- The problem
Copy out every entry below verbatim, leaving out the pictures.

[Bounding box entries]
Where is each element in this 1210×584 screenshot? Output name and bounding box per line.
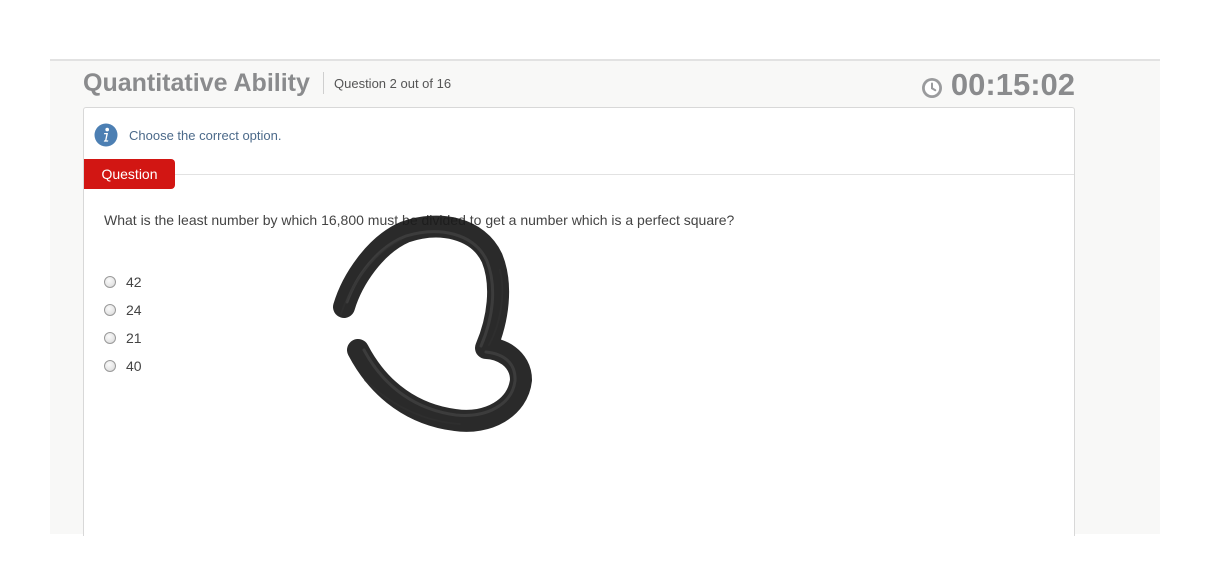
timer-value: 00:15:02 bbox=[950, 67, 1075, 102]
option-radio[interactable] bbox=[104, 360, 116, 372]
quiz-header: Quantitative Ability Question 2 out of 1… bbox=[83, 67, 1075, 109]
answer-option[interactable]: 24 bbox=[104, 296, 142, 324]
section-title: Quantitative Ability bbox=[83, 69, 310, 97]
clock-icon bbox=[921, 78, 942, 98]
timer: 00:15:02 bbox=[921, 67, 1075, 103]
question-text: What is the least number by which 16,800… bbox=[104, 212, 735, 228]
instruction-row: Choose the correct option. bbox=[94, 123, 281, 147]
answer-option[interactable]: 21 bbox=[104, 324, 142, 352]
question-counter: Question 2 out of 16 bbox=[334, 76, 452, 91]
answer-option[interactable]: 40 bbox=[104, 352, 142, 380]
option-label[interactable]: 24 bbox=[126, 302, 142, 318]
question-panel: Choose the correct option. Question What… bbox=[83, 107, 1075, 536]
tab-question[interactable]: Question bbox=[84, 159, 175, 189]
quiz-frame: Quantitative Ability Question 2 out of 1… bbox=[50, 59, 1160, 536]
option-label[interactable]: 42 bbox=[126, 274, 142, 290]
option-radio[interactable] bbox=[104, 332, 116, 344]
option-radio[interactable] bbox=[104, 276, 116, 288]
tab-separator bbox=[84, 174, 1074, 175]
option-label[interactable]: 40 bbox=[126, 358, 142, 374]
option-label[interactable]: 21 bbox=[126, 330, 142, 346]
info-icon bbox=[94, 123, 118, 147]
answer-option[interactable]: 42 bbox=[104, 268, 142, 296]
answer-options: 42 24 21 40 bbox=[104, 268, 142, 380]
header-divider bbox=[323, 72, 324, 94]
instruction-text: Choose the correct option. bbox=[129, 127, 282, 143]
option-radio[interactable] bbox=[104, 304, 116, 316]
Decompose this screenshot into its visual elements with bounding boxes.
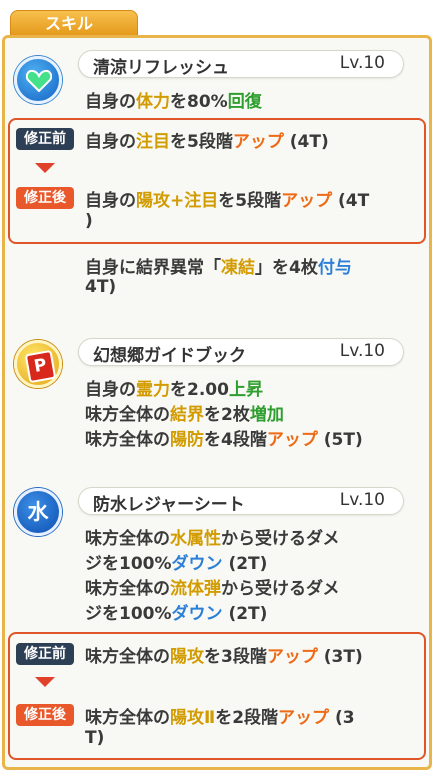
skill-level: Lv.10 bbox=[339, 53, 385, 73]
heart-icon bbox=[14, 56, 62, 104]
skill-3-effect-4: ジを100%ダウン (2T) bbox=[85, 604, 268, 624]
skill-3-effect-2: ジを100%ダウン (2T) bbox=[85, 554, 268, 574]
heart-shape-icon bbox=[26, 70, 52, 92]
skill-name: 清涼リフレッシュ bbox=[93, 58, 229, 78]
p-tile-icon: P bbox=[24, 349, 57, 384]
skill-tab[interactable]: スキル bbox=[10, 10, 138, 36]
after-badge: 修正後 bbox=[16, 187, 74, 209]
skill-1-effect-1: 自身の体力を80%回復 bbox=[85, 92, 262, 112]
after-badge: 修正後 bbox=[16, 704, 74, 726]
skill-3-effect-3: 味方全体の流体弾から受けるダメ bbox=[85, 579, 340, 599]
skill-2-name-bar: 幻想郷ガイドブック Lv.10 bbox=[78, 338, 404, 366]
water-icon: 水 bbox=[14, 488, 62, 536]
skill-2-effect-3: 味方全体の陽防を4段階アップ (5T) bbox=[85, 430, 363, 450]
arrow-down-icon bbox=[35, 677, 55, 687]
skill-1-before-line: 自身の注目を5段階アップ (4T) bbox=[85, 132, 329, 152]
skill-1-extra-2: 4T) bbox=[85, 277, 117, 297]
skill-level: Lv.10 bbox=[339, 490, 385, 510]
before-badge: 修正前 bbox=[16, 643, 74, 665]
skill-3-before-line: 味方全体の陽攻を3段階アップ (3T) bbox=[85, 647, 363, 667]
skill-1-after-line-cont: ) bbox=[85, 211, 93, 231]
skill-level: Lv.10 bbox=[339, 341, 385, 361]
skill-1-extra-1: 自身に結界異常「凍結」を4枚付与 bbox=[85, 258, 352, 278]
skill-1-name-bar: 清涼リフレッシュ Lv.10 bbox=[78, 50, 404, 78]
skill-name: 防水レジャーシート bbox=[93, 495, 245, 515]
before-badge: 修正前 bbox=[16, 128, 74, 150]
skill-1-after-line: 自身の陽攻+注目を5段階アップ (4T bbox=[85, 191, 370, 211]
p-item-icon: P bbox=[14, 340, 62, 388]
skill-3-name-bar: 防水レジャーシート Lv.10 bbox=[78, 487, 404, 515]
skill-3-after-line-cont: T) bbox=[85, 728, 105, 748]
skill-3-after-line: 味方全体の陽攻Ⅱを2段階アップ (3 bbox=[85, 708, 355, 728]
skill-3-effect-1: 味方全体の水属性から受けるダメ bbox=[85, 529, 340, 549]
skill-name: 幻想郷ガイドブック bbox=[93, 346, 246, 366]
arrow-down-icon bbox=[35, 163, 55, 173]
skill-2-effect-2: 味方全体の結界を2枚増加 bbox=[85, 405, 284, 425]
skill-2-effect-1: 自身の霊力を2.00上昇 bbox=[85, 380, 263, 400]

- In response
Where is each element in this 1210×584 screenshot? Output name and bounding box per line.
timer-value: 00:15:02 bbox=[950, 67, 1075, 102]
option-radio[interactable] bbox=[104, 360, 116, 372]
quiz-header: Quantitative Ability Question 2 out of 1… bbox=[83, 67, 1075, 109]
answer-option[interactable]: 24 bbox=[104, 296, 142, 324]
section-title: Quantitative Ability bbox=[83, 69, 310, 97]
clock-icon bbox=[921, 78, 942, 98]
timer: 00:15:02 bbox=[921, 67, 1075, 103]
question-text: What is the least number by which 16,800… bbox=[104, 212, 735, 228]
instruction-row: Choose the correct option. bbox=[94, 123, 281, 147]
answer-option[interactable]: 21 bbox=[104, 324, 142, 352]
question-counter: Question 2 out of 16 bbox=[334, 76, 452, 91]
answer-option[interactable]: 40 bbox=[104, 352, 142, 380]
option-label[interactable]: 24 bbox=[126, 302, 142, 318]
question-panel: Choose the correct option. Question What… bbox=[83, 107, 1075, 536]
tab-question[interactable]: Question bbox=[84, 159, 175, 189]
quiz-frame: Quantitative Ability Question 2 out of 1… bbox=[50, 59, 1160, 536]
option-label[interactable]: 42 bbox=[126, 274, 142, 290]
option-radio[interactable] bbox=[104, 332, 116, 344]
option-radio[interactable] bbox=[104, 276, 116, 288]
tab-separator bbox=[84, 174, 1074, 175]
option-label[interactable]: 40 bbox=[126, 358, 142, 374]
option-label[interactable]: 21 bbox=[126, 330, 142, 346]
info-icon bbox=[94, 123, 118, 147]
answer-option[interactable]: 42 bbox=[104, 268, 142, 296]
answer-options: 42 24 21 40 bbox=[104, 268, 142, 380]
header-divider bbox=[323, 72, 324, 94]
instruction-text: Choose the correct option. bbox=[129, 127, 282, 143]
option-radio[interactable] bbox=[104, 304, 116, 316]
Decompose this screenshot into its visual elements with bounding boxes.
skill-level: Lv.10 bbox=[339, 53, 385, 73]
heart-icon bbox=[14, 56, 62, 104]
skill-3-effect-4: ジを100%ダウン (2T) bbox=[85, 604, 268, 624]
skill-3-effect-2: ジを100%ダウン (2T) bbox=[85, 554, 268, 574]
heart-shape-icon bbox=[26, 70, 52, 92]
skill-name: 清涼リフレッシュ bbox=[93, 58, 229, 78]
p-tile-icon: P bbox=[24, 349, 57, 384]
skill-tab[interactable]: スキル bbox=[10, 10, 138, 36]
after-badge: 修正後 bbox=[16, 187, 74, 209]
skill-1-effect-1: 自身の体力を80%回復 bbox=[85, 92, 262, 112]
after-badge: 修正後 bbox=[16, 704, 74, 726]
skill-3-effect-3: 味方全体の流体弾から受けるダメ bbox=[85, 579, 340, 599]
skill-2-name-bar: 幻想郷ガイドブック Lv.10 bbox=[78, 338, 404, 366]
water-icon: 水 bbox=[14, 488, 62, 536]
skill-2-effect-3: 味方全体の陽防を4段階アップ (5T) bbox=[85, 430, 363, 450]
arrow-down-icon bbox=[35, 677, 55, 687]
skill-1-before-line: 自身の注目を5段階アップ (4T) bbox=[85, 132, 329, 152]
skill-1-extra-2: 4T) bbox=[85, 277, 117, 297]
skill-level: Lv.10 bbox=[339, 490, 385, 510]
before-badge: 修正前 bbox=[16, 643, 74, 665]
skill-3-before-line: 味方全体の陽攻を3段階アップ (3T) bbox=[85, 647, 363, 667]
skill-1-after-line-cont: ) bbox=[85, 211, 93, 231]
skill-level: Lv.10 bbox=[339, 341, 385, 361]
skill-1-extra-1: 自身に結界異常「凍結」を4枚付与 bbox=[85, 258, 352, 278]
skill-1-name-bar: 清涼リフレッシュ Lv.10 bbox=[78, 50, 404, 78]
skill-name: 防水レジャーシート bbox=[93, 495, 245, 515]
before-badge: 修正前 bbox=[16, 128, 74, 150]
skill-1-after-line: 自身の陽攻+注目を5段階アップ (4T bbox=[85, 191, 370, 211]
p-item-icon: P bbox=[14, 340, 62, 388]
skill-3-name-bar: 防水レジャーシート Lv.10 bbox=[78, 487, 404, 515]
skill-3-after-line-cont: T) bbox=[85, 728, 105, 748]
skill-3-after-line: 味方全体の陽攻Ⅱを2段階アップ (3 bbox=[85, 708, 355, 728]
skill-3-effect-1: 味方全体の水属性から受けるダメ bbox=[85, 529, 340, 549]
skill-name: 幻想郷ガイドブック bbox=[93, 346, 246, 366]
arrow-down-icon bbox=[35, 163, 55, 173]
skill-2-effect-2: 味方全体の結界を2枚増加 bbox=[85, 405, 284, 425]
skill-2-effect-1: 自身の霊力を2.00上昇 bbox=[85, 380, 263, 400]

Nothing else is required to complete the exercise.